◆ TASK OBJECTIVE:
Pick out each line containing the string "Prices".

◆ SOURCE MATERIAL:
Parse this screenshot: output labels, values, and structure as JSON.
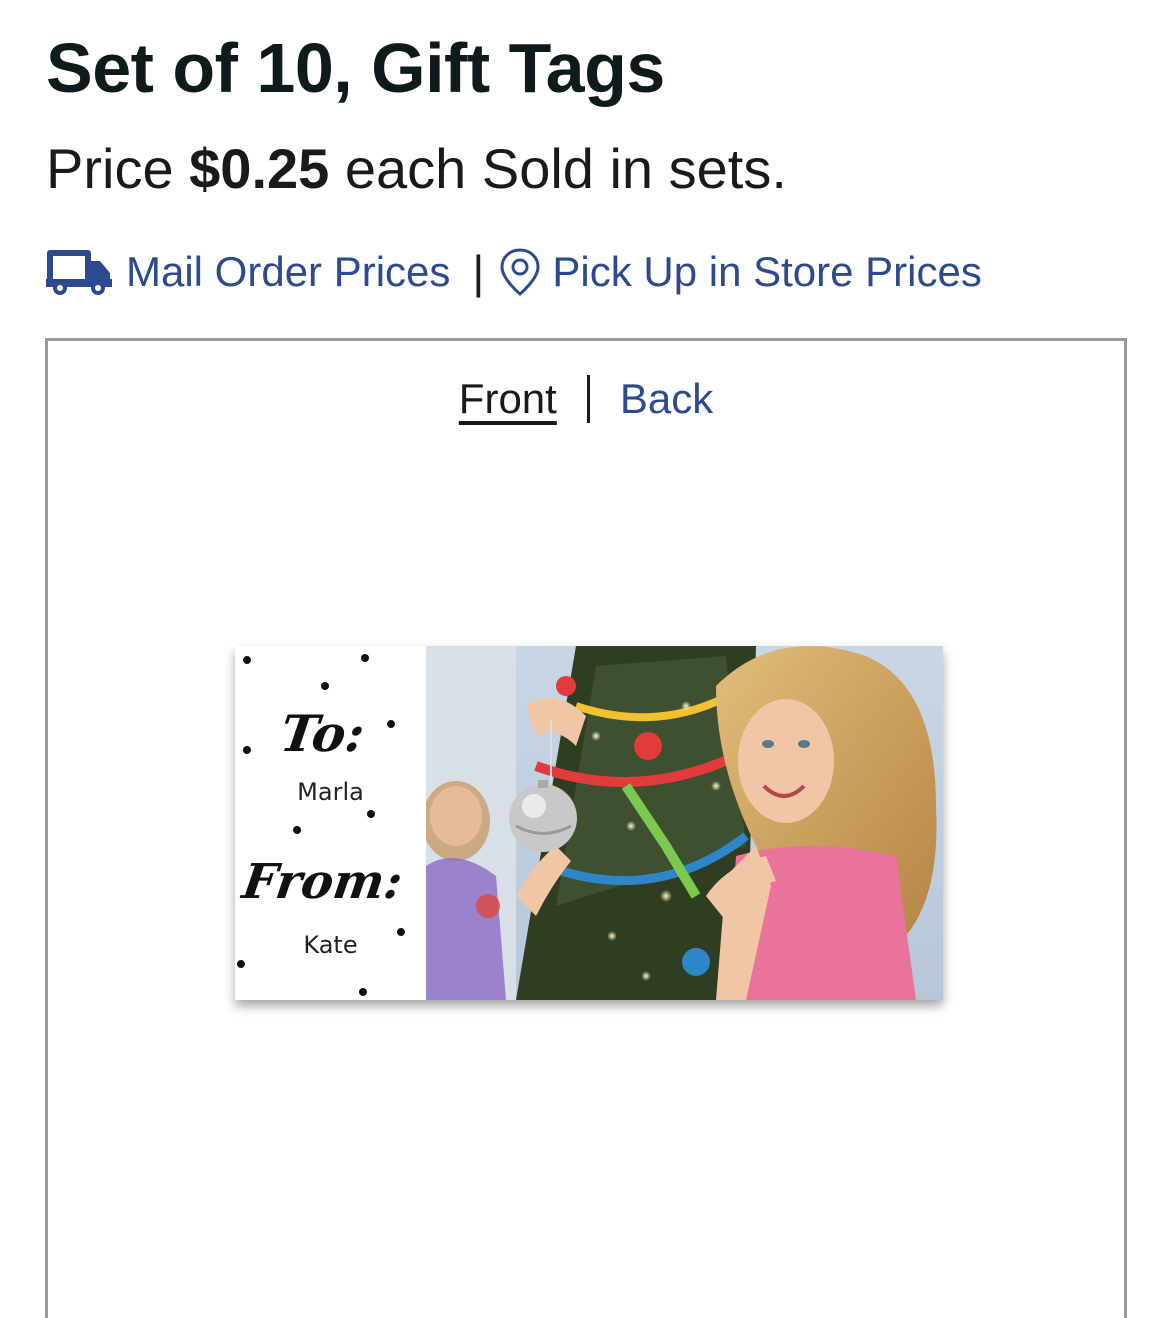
{
  "product": {
    "title": "Set of 10, Gift Tags",
    "price_prefix": "Price",
    "price_amount": "$0.25",
    "price_suffix": "each Sold in sets."
  },
  "links": {
    "mail_order": "Mail Order Prices",
    "separator": "|",
    "pickup": "Pick Up in Store Prices",
    "mail_icon": "truck-icon",
    "pickup_icon": "location-pin-icon",
    "link_color": "#2e4a8f"
  },
  "preview": {
    "front_label": "Front",
    "back_label": "Back",
    "active_side": "Front"
  },
  "tag": {
    "to_label": "To:",
    "to_name": "Marla",
    "from_label": "From:",
    "from_name": "Kate"
  }
}
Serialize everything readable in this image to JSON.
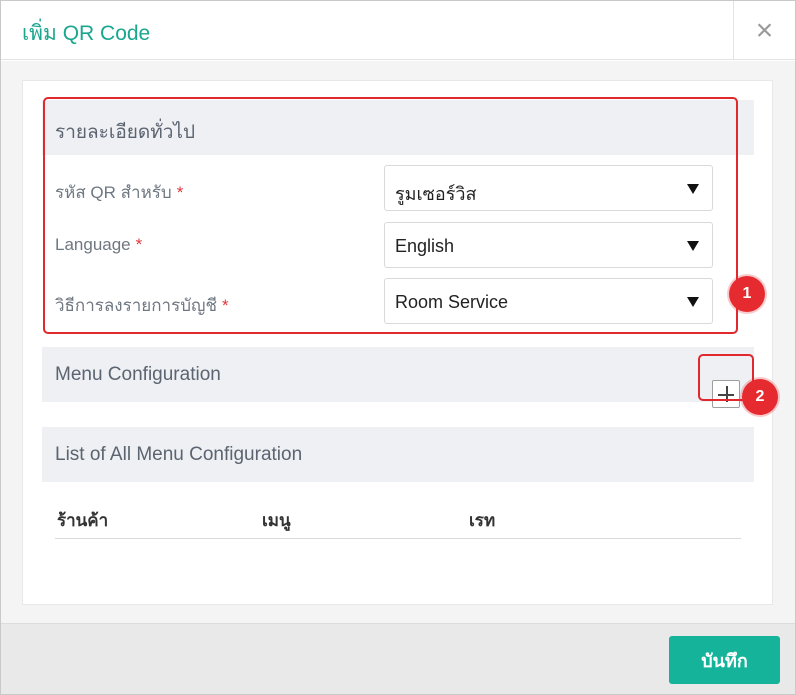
{
  "modal": {
    "title": "เพิ่ม QR Code",
    "close_label": "×"
  },
  "general_section": {
    "title": "รายละเอียดทั่วไป",
    "fields": [
      {
        "label": "รหัส QR สำหรับ",
        "required_mark": "*",
        "value": "รูมเซอร์วิส"
      },
      {
        "label": "Language",
        "required_mark": "*",
        "value": "English"
      },
      {
        "label": "วิธีการลงรายการบัญชี",
        "required_mark": "*",
        "value": "Room Service"
      }
    ]
  },
  "menu_config_section": {
    "title": "Menu Configuration",
    "add_icon": "plus-icon"
  },
  "list_section": {
    "title": "List of All Menu Configuration",
    "columns": [
      "ร้านค้า",
      "เมนู",
      "เรท"
    ]
  },
  "annotations": {
    "badge_1": "1",
    "badge_2": "2",
    "color": "#e52b2f"
  },
  "footer": {
    "save_label": "บันทึก"
  },
  "colors": {
    "accent": "#15b49a",
    "title": "#1aa68f",
    "required": "#e0383e"
  }
}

◆ EXERCISE ANSWER:
    "mail_order": "Mail Order Prices",
    "pickup": "Pick Up in Store Prices",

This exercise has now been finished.